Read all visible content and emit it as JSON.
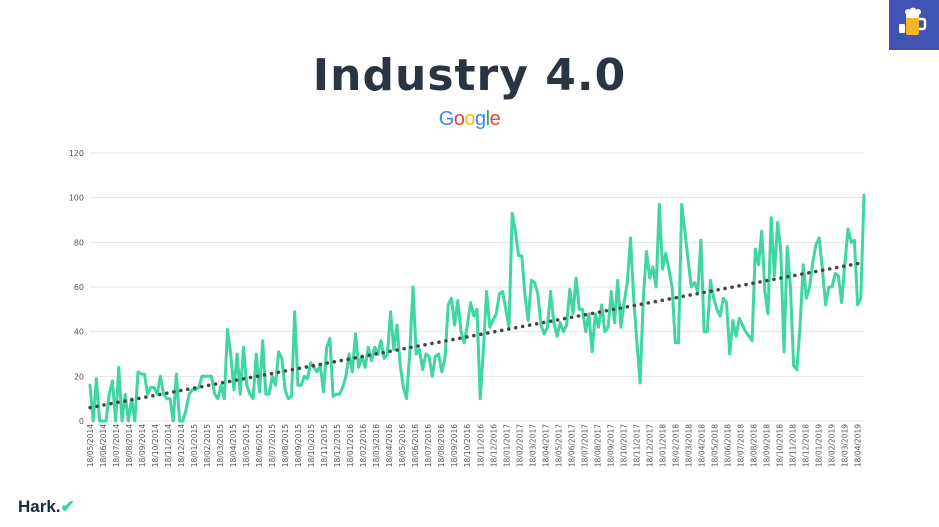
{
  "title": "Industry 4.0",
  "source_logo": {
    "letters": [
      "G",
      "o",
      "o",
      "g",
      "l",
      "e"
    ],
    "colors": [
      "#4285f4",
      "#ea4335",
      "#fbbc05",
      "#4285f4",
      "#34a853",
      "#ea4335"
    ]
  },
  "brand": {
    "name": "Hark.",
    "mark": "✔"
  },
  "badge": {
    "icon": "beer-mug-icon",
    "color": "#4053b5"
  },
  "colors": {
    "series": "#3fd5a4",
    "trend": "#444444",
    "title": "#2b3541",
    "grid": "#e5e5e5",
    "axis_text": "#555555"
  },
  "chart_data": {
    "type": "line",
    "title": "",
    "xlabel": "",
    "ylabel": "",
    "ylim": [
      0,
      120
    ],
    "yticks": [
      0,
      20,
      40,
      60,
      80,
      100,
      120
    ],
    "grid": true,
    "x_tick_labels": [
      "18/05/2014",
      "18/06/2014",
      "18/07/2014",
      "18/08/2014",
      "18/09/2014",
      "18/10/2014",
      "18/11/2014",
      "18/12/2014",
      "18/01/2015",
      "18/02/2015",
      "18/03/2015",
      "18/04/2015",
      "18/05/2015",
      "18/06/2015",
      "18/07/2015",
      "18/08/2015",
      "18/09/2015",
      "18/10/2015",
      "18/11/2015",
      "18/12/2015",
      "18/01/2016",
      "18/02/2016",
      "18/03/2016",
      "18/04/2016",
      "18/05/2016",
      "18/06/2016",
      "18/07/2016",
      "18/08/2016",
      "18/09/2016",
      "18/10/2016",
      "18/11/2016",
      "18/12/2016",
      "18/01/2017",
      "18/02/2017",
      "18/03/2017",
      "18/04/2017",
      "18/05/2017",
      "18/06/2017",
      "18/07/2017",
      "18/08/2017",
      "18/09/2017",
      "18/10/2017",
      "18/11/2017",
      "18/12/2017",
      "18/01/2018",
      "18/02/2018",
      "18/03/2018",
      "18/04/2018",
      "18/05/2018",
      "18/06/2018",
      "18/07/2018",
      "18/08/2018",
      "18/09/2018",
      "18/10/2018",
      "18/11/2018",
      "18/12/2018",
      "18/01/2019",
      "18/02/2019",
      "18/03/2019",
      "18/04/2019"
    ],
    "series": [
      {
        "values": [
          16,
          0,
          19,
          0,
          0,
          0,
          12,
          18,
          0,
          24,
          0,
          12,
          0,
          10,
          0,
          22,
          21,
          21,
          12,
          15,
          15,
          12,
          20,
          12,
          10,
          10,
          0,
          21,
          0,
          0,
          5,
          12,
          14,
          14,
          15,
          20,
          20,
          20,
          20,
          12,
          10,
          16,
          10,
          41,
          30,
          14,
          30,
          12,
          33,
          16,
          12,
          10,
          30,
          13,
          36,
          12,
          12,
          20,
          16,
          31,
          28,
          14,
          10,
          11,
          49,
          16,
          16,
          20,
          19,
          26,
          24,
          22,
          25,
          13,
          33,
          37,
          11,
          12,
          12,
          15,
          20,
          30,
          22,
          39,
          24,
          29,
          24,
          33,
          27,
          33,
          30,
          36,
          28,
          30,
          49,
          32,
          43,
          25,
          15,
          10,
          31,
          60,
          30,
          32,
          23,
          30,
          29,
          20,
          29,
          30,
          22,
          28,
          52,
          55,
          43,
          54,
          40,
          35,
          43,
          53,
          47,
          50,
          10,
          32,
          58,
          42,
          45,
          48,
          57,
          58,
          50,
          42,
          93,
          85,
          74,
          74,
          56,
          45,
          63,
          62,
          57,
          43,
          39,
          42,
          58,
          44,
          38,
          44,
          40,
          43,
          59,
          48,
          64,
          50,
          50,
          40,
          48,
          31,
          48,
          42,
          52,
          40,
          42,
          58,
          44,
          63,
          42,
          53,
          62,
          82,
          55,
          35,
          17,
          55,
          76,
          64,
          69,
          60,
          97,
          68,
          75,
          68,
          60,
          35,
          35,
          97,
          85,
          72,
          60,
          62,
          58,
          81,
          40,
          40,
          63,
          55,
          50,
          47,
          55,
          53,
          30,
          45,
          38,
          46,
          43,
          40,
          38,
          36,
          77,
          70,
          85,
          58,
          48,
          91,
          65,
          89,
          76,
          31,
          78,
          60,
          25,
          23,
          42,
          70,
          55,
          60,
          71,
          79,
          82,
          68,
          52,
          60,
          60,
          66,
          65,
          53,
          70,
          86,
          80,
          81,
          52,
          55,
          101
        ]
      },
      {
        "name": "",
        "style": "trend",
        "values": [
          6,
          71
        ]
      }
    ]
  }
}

########

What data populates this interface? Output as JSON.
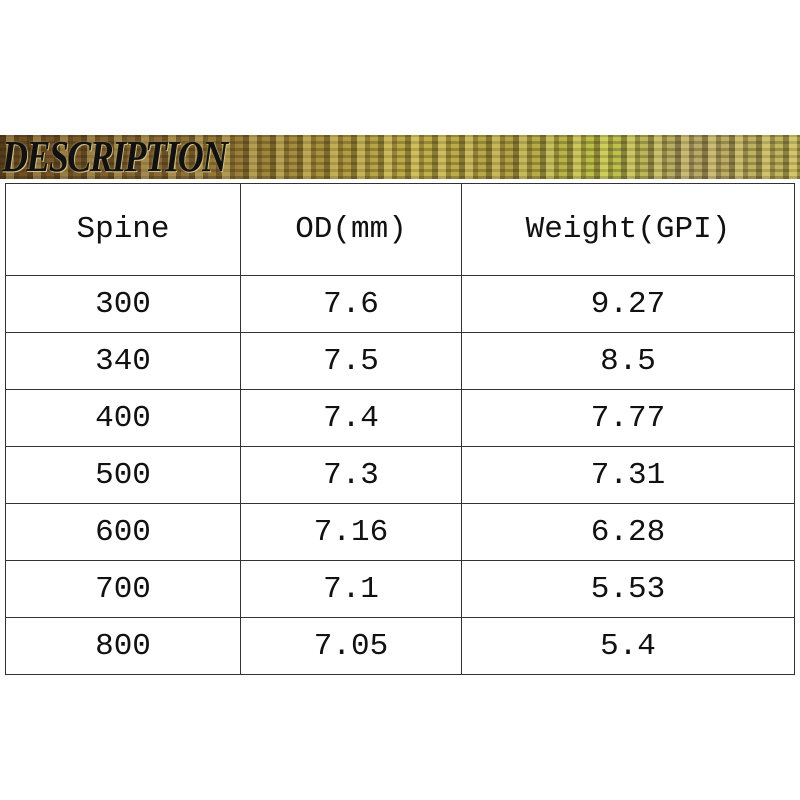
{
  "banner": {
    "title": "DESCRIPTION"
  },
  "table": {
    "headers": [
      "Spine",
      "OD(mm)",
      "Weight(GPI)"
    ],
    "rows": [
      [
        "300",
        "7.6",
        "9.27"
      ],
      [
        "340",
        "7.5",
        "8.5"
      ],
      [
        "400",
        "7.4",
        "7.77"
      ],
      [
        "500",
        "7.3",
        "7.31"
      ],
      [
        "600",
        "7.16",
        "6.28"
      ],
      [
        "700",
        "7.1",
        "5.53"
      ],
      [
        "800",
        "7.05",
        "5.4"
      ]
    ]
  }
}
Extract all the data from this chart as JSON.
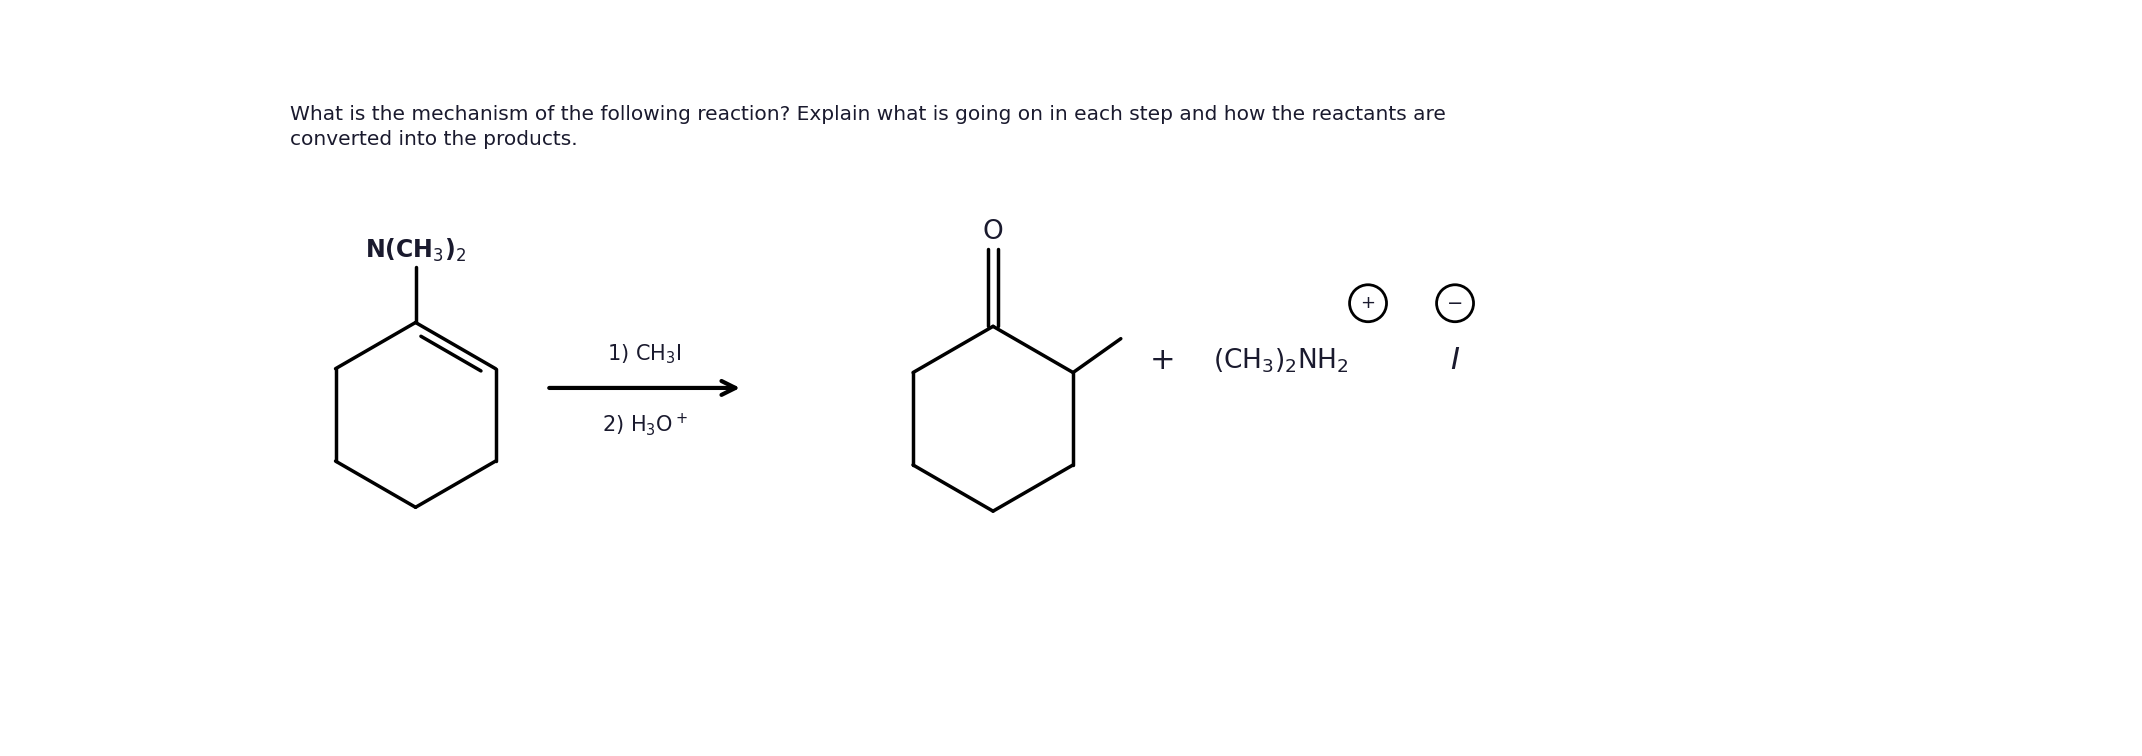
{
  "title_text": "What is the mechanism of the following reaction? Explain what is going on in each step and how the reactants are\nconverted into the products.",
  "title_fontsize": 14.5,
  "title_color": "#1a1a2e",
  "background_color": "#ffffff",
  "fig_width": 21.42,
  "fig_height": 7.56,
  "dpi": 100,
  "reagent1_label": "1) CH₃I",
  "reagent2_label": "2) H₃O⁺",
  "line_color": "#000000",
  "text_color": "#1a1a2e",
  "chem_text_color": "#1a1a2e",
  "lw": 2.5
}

########

Aim of the task - Tally up how many lines in the preceding listing contain the word "What". Give nothing but the number.

The completed task - 2